### [Given data]
☆ ☆ ☆

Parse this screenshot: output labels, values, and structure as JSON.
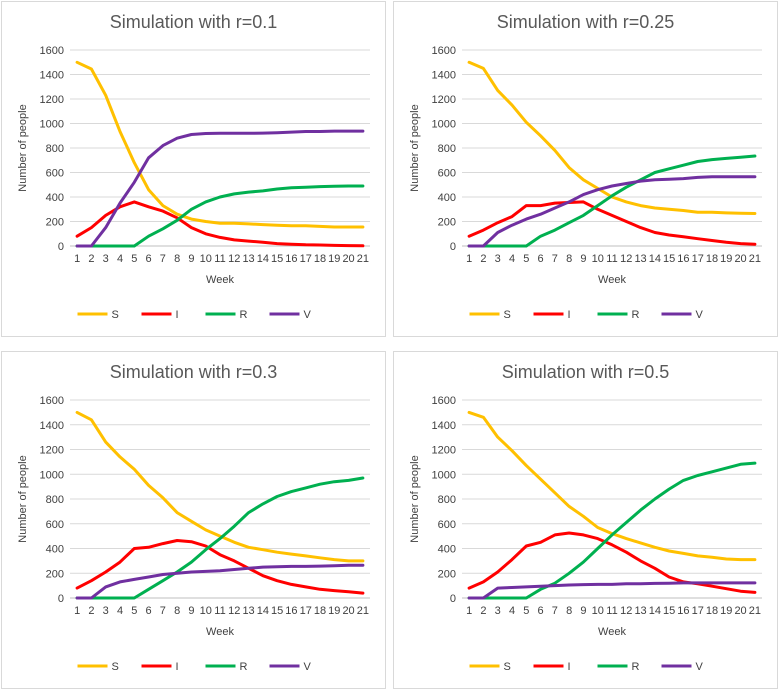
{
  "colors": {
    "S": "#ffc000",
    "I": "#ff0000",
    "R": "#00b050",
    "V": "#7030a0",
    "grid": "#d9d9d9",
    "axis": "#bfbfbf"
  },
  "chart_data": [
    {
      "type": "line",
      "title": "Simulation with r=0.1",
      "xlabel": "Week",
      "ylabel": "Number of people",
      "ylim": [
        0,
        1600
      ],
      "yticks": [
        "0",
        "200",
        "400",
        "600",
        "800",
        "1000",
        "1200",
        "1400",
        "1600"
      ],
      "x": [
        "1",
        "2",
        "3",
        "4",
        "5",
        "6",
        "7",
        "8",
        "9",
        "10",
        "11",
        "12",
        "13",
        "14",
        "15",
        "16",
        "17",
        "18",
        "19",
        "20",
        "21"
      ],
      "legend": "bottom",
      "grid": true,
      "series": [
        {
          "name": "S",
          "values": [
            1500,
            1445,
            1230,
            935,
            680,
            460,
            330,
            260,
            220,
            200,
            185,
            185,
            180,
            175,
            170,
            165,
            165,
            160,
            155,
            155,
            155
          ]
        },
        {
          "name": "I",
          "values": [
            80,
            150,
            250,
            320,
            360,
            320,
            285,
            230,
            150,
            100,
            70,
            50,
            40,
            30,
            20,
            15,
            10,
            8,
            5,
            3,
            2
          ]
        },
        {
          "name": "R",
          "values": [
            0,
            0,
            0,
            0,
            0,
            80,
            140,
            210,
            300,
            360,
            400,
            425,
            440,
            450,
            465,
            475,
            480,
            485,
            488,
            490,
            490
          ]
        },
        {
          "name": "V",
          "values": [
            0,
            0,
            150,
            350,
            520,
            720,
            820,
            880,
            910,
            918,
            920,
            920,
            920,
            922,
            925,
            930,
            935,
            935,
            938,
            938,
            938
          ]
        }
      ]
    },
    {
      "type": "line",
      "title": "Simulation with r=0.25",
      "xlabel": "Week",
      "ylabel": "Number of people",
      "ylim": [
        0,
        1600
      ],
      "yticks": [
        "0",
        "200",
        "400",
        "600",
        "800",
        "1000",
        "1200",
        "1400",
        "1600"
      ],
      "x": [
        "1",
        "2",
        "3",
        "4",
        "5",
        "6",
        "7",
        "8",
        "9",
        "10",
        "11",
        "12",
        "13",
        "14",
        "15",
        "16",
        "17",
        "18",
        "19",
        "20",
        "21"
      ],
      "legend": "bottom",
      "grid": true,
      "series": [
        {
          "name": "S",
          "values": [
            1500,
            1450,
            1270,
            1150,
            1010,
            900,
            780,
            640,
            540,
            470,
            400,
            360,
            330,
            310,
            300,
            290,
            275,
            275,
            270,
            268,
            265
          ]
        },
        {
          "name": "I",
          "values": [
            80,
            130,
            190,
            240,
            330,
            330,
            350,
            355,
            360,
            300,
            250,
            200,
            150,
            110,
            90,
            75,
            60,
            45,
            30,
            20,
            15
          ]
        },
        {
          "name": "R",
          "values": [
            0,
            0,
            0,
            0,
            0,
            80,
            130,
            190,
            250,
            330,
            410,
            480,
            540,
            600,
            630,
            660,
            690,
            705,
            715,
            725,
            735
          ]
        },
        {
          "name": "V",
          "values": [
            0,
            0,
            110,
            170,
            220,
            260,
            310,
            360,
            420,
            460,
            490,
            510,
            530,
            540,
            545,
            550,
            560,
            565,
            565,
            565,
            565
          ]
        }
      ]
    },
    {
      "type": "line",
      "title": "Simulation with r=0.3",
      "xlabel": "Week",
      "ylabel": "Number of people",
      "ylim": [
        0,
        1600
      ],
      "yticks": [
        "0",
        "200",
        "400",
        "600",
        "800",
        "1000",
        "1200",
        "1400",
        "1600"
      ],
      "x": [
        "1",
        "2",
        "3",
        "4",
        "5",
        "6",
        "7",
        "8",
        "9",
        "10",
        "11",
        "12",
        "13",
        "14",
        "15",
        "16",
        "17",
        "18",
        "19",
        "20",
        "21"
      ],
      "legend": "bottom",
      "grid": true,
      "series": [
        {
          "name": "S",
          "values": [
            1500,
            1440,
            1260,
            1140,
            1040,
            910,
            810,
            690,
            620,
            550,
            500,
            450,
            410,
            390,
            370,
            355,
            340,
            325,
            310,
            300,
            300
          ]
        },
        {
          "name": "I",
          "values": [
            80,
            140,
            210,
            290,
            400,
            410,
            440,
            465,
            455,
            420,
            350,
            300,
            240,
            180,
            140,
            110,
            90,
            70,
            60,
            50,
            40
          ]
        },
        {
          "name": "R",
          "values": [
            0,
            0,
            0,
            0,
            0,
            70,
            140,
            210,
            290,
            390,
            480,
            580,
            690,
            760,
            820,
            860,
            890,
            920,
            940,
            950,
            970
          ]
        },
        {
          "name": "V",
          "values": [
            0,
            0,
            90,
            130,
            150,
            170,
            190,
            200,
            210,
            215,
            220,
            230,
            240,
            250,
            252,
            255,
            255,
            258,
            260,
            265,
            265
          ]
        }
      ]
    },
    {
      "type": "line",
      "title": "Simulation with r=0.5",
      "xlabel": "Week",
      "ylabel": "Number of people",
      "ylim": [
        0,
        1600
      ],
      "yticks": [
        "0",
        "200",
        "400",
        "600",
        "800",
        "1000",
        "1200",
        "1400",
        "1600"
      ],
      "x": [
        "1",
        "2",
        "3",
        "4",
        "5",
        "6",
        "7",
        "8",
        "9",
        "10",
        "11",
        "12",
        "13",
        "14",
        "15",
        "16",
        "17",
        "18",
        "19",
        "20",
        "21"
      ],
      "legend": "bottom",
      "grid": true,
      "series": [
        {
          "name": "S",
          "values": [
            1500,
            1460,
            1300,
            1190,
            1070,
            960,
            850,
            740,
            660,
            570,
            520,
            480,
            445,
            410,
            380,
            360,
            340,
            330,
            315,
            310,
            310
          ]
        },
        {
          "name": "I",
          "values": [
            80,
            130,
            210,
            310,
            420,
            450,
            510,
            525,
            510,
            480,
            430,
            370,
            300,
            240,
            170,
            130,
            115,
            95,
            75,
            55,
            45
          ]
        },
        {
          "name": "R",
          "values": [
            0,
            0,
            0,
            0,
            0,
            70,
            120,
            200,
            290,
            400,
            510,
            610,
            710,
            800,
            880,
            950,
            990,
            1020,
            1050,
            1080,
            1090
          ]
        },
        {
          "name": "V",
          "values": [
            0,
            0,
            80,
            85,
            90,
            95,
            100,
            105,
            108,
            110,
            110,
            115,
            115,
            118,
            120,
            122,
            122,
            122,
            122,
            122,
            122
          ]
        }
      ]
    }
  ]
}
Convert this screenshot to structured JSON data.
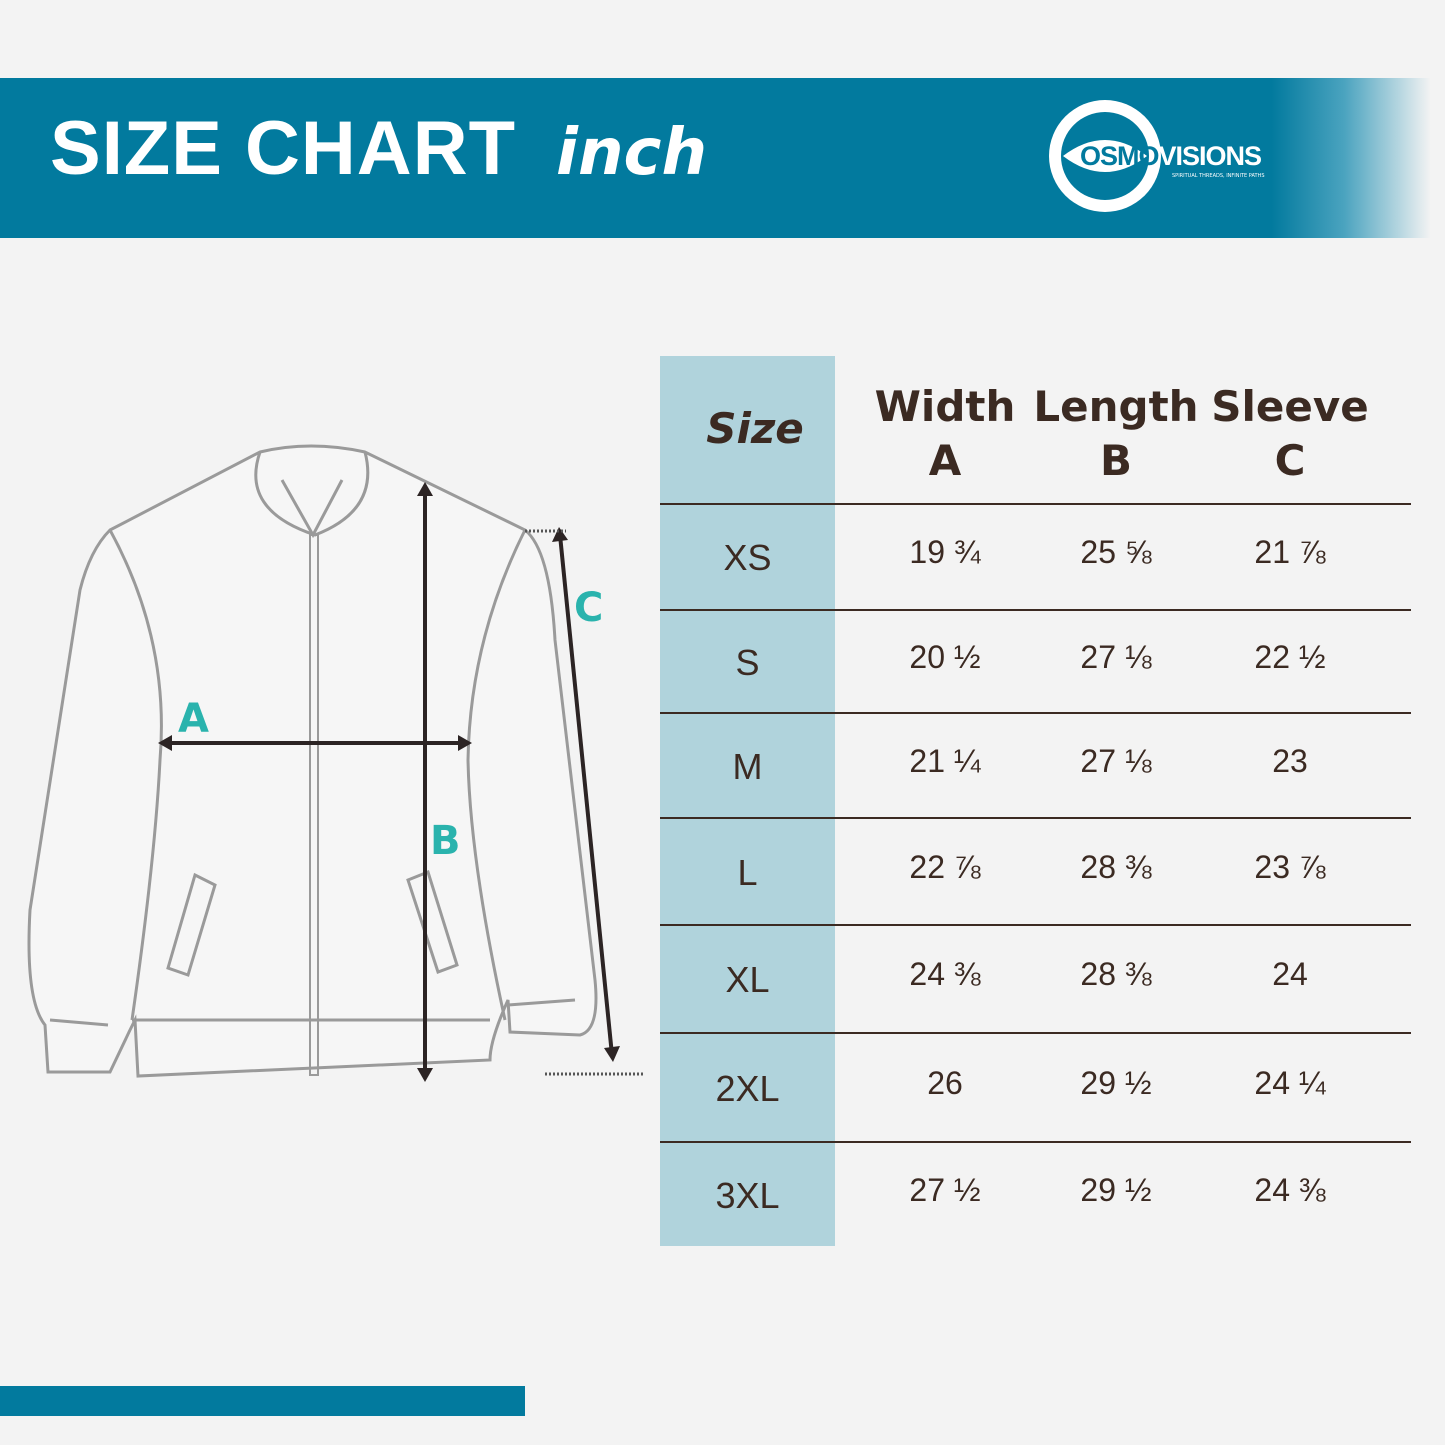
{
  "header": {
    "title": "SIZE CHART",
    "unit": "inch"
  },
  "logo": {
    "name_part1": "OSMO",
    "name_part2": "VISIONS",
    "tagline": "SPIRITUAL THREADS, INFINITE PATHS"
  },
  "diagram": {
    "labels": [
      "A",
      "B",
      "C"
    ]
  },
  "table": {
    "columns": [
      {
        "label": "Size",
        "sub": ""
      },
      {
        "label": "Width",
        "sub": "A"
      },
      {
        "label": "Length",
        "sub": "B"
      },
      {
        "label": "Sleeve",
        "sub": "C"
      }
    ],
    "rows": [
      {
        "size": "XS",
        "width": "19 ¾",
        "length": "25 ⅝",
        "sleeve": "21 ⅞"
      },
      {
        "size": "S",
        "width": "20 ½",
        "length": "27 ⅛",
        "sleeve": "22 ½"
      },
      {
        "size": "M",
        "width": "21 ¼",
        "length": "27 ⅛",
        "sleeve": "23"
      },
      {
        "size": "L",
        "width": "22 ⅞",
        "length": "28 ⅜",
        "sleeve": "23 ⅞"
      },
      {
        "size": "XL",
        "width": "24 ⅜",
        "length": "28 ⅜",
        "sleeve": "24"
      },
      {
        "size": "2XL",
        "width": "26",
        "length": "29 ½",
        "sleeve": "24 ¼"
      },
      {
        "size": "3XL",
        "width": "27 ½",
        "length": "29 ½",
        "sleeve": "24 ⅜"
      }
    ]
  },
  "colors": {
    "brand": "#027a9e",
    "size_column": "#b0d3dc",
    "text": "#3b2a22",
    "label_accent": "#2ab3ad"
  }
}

☆ ☆ ☆

### [Exercise aim]
Quote, without alteration, the lines running from the line containing "Convert this screenshot" to the last line of the entries, and include no pictures.

### [Result]
Convert this screenshot to structured JSON data.
{
  "header": {
    "title": "SIZE CHART",
    "unit": "inch"
  },
  "logo": {
    "name_part1": "OSMO",
    "name_part2": "VISIONS",
    "tagline": "SPIRITUAL THREADS, INFINITE PATHS"
  },
  "diagram": {
    "labels": [
      "A",
      "B",
      "C"
    ]
  },
  "table": {
    "columns": [
      {
        "label": "Size",
        "sub": ""
      },
      {
        "label": "Width",
        "sub": "A"
      },
      {
        "label": "Length",
        "sub": "B"
      },
      {
        "label": "Sleeve",
        "sub": "C"
      }
    ],
    "rows": [
      {
        "size": "XS",
        "width": "19 ¾",
        "length": "25 ⅝",
        "sleeve": "21 ⅞"
      },
      {
        "size": "S",
        "width": "20 ½",
        "length": "27 ⅛",
        "sleeve": "22 ½"
      },
      {
        "size": "M",
        "width": "21 ¼",
        "length": "27 ⅛",
        "sleeve": "23"
      },
      {
        "size": "L",
        "width": "22 ⅞",
        "length": "28 ⅜",
        "sleeve": "23 ⅞"
      },
      {
        "size": "XL",
        "width": "24 ⅜",
        "length": "28 ⅜",
        "sleeve": "24"
      },
      {
        "size": "2XL",
        "width": "26",
        "length": "29 ½",
        "sleeve": "24 ¼"
      },
      {
        "size": "3XL",
        "width": "27 ½",
        "length": "29 ½",
        "sleeve": "24 ⅜"
      }
    ]
  },
  "colors": {
    "brand": "#027a9e",
    "size_column": "#b0d3dc",
    "text": "#3b2a22",
    "label_accent": "#2ab3ad"
  }
}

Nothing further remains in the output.